_GIVEN DATA:_
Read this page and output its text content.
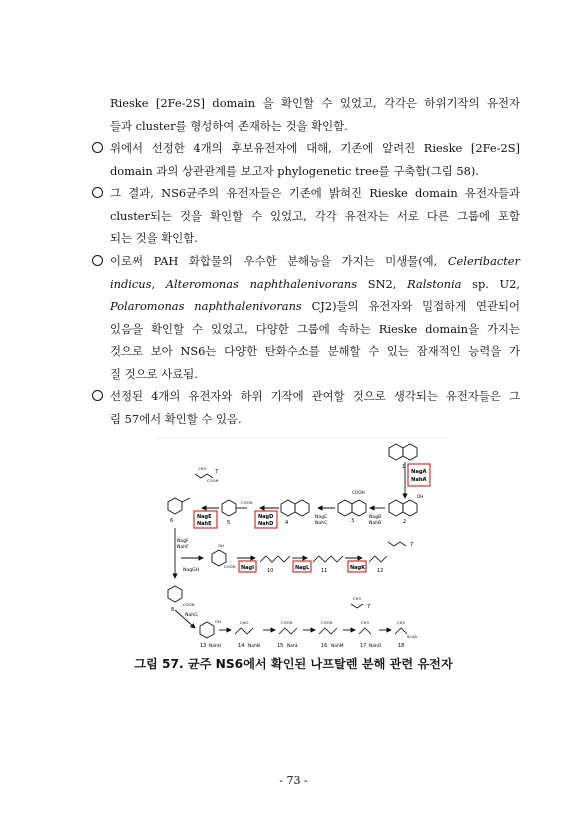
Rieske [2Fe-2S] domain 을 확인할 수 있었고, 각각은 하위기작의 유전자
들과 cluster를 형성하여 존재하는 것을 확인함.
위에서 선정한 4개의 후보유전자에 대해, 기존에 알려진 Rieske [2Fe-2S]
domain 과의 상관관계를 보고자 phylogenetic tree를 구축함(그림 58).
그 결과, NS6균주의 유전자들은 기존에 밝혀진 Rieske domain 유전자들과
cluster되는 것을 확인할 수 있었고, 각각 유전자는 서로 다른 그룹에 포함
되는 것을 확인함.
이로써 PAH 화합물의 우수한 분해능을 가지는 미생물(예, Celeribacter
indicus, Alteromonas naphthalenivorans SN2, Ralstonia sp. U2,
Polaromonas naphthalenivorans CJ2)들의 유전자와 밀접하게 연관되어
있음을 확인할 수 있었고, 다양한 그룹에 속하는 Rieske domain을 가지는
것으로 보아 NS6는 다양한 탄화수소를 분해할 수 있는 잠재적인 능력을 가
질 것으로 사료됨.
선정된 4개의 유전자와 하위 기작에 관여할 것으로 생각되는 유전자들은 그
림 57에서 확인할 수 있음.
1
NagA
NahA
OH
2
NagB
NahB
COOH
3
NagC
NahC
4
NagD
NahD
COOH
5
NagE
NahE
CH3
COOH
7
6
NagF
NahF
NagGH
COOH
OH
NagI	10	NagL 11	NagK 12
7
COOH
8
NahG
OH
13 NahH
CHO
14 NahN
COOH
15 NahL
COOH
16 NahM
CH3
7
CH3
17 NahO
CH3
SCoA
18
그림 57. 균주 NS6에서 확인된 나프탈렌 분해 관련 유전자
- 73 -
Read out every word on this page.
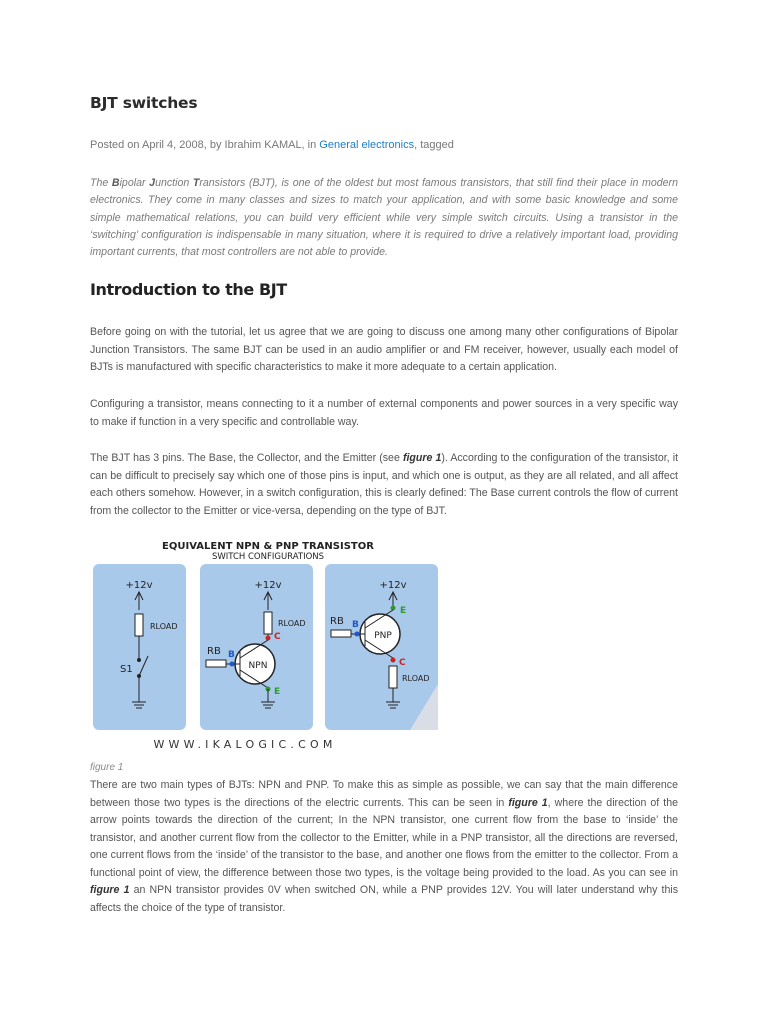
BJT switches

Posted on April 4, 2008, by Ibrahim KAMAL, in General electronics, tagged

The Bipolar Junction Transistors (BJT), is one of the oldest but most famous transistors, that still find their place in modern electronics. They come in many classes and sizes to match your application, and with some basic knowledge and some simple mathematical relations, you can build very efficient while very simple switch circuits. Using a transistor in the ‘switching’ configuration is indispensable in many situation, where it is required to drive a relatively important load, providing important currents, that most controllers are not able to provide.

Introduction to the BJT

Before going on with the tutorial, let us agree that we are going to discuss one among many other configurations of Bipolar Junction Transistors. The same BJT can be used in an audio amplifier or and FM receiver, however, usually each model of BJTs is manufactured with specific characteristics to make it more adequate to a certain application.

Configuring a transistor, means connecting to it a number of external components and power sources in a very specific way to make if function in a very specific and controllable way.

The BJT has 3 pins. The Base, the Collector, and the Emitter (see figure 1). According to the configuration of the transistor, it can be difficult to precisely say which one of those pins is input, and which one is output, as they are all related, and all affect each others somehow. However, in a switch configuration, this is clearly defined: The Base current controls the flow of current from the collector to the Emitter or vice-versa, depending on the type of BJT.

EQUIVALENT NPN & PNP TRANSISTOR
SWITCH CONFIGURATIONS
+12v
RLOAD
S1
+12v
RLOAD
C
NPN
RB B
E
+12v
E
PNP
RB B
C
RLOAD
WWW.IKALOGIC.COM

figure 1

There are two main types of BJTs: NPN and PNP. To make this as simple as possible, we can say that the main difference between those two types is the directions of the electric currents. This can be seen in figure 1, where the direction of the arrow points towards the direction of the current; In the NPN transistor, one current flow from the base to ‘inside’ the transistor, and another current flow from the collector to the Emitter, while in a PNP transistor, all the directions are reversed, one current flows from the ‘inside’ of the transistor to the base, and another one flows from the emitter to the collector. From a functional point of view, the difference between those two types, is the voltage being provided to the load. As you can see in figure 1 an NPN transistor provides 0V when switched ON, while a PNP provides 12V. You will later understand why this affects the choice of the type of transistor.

_EXERCISE GOAL:_
The listing above must be printed again exactly, minus its pictures.

_SOLUTION FOR THIS EXERCISE:_
Read this page and output its text content.
Rieske [2Fe-2S] domain 을 확인할 수 있었고, 각각은 하위기작의 유전자
들과 cluster를 형성하여 존재하는 것을 확인함.
위에서 선정한 4개의 후보유전자에 대해, 기존에 알려진 Rieske [2Fe-2S]
domain 과의 상관관계를 보고자 phylogenetic tree를 구축함(그림 58).
그 결과, NS6균주의 유전자들은 기존에 밝혀진 Rieske domain 유전자들과
cluster되는 것을 확인할 수 있었고, 각각 유전자는 서로 다른 그룹에 포함
되는 것을 확인함.
이로써 PAH 화합물의 우수한 분해능을 가지는 미생물(예, Celeribacter
indicus, Alteromonas naphthalenivorans SN2, Ralstonia sp. U2,
Polaromonas naphthalenivorans CJ2)들의 유전자와 밀접하게 연관되어
있음을 확인할 수 있었고, 다양한 그룹에 속하는 Rieske domain을 가지는
것으로 보아 NS6는 다양한 탄화수소를 분해할 수 있는 잠재적인 능력을 가
질 것으로 사료됨.
선정된 4개의 유전자와 하위 기작에 관여할 것으로 생각되는 유전자들은 그
림 57에서 확인할 수 있음.
1
NagA
NahA
OH
2
NagB
NahB
COOH
3
NagC
NahC
4
NagD
NahD
COOH
5
NagE
NahE
CH3
COOH
7
6
NagF
NahF
NagGH
COOH
OH
NagI	10	NagL 11	NagK 12
7
COOH
8
NahG
OH
13 NahH
CHO
14 NahN
COOH
15 NahL
COOH
16 NahM
CH3
7
CH3
17 NahO
CH3
SCoA
18
그림 57. 균주 NS6에서 확인된 나프탈렌 분해 관련 유전자
- 73 -
Read out every word on this page.
BJT switches

Posted on April 4, 2008, by Ibrahim KAMAL, in General electronics, tagged

The Bipolar Junction Transistors (BJT), is one of the oldest but most famous transistors, that still find their place in modern electronics. They come in many classes and sizes to match your application, and with some basic knowledge and some simple mathematical relations, you can build very efficient while very simple switch circuits. Using a transistor in the ‘switching’ configuration is indispensable in many situation, where it is required to drive a relatively important load, providing important currents, that most controllers are not able to provide.

Introduction to the BJT

Before going on with the tutorial, let us agree that we are going to discuss one among many other configurations of Bipolar Junction Transistors. The same BJT can be used in an audio amplifier or and FM receiver, however, usually each model of BJTs is manufactured with specific characteristics to make it more adequate to a certain application.

Configuring a transistor, means connecting to it a number of external components and power sources in a very specific way to make if function in a very specific and controllable way.

The BJT has 3 pins. The Base, the Collector, and the Emitter (see figure 1). According to the configuration of the transistor, it can be difficult to precisely say which one of those pins is input, and which one is output, as they are all related, and all affect each others somehow. However, in a switch configuration, this is clearly defined: The Base current controls the flow of current from the collector to the Emitter or vice-versa, depending on the type of BJT.

EQUIVALENT NPN & PNP TRANSISTOR
SWITCH CONFIGURATIONS
+12v
RLOAD
S1
+12v
RLOAD
C
NPN
RB B
E
+12v
E
PNP
RB B
C
RLOAD
WWW.IKALOGIC.COM

figure 1

There are two main types of BJTs: NPN and PNP. To make this as simple as possible, we can say that the main difference between those two types is the directions of the electric currents. This can be seen in figure 1, where the direction of the arrow points towards the direction of the current; In the NPN transistor, one current flow from the base to ‘inside’ the transistor, and another current flow from the collector to the Emitter, while in a PNP transistor, all the directions are reversed, one current flows from the ‘inside’ of the transistor to the base, and another one flows from the emitter to the collector. From a functional point of view, the difference between those two types, is the voltage being provided to the load. As you can see in figure 1 an NPN transistor provides 0V when switched ON, while a PNP provides 12V. You will later understand why this affects the choice of the type of transistor.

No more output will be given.